## WHAT NEEDS TO BE DONE
Your task is to transcribe all of the records exactly and leave out the pictures.

## INPUT DATA
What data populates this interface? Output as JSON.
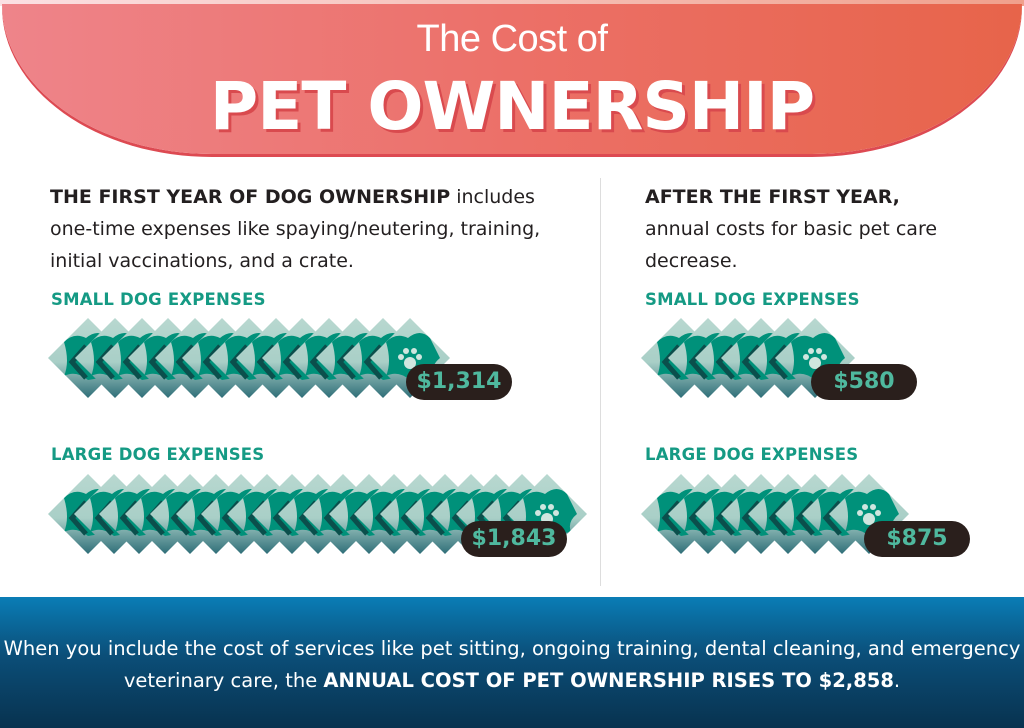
{
  "header": {
    "title_line1": "The Cost of",
    "title_line2": "PET OWNERSHIP"
  },
  "first_year": {
    "intro_bold": "THE FIRST YEAR OF DOG OWNERSHIP",
    "intro_rest": " includes one-time expenses like spaying/neutering, training, initial vaccinations, and a crate.",
    "small": {
      "label": "SMALL DOG EXPENSES",
      "amount": "$1,314",
      "bill_count": 13
    },
    "large": {
      "label": "LARGE DOG EXPENSES",
      "amount": "$1,843",
      "bill_count": 19
    }
  },
  "after_first_year": {
    "intro_bold": "AFTER THE FIRST YEAR,",
    "intro_rest": " annual costs for basic pet care decrease.",
    "small": {
      "label": "SMALL DOG EXPENSES",
      "amount": "$580",
      "bill_count": 6
    },
    "large": {
      "label": "LARGE DOG EXPENSES",
      "amount": "$875",
      "bill_count": 8
    }
  },
  "footer": {
    "text": "When you include the cost of services like pet sitting, ongoing training, dental cleaning, and emergency veterinary care, the ",
    "bold": "ANNUAL COST OF PET OWNERSHIP RISES TO $2,858",
    "end": "."
  },
  "colors": {
    "banner_start": "#ee848a",
    "banner_end": "#e7644a",
    "accent_green": "#159a84",
    "bill_green": "#00917a",
    "pill_bg": "#2a1f1c",
    "footer_blue": "#0b4e78"
  },
  "icons": {
    "bill": "paw-print-dollar-bill-icon"
  }
}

## ANSWER TO THIS TASK
What data populates this interface? Output as JSON.
{
  "header": {
    "title_line1": "The Cost of",
    "title_line2": "PET OWNERSHIP"
  },
  "first_year": {
    "intro_bold": "THE FIRST YEAR OF DOG OWNERSHIP",
    "intro_rest": " includes one-time expenses like spaying/neutering, training, initial vaccinations, and a crate.",
    "small": {
      "label": "SMALL DOG EXPENSES",
      "amount": "$1,314",
      "bill_count": 13
    },
    "large": {
      "label": "LARGE DOG EXPENSES",
      "amount": "$1,843",
      "bill_count": 19
    }
  },
  "after_first_year": {
    "intro_bold": "AFTER THE FIRST YEAR,",
    "intro_rest": " annual costs for basic pet care decrease.",
    "small": {
      "label": "SMALL DOG EXPENSES",
      "amount": "$580",
      "bill_count": 6
    },
    "large": {
      "label": "LARGE DOG EXPENSES",
      "amount": "$875",
      "bill_count": 8
    }
  },
  "footer": {
    "text": "When you include the cost of services like pet sitting, ongoing training, dental cleaning, and emergency veterinary care, the ",
    "bold": "ANNUAL COST OF PET OWNERSHIP RISES TO $2,858",
    "end": "."
  },
  "colors": {
    "banner_start": "#ee848a",
    "banner_end": "#e7644a",
    "accent_green": "#159a84",
    "bill_green": "#00917a",
    "pill_bg": "#2a1f1c",
    "footer_blue": "#0b4e78"
  },
  "icons": {
    "bill": "paw-print-dollar-bill-icon"
  }
}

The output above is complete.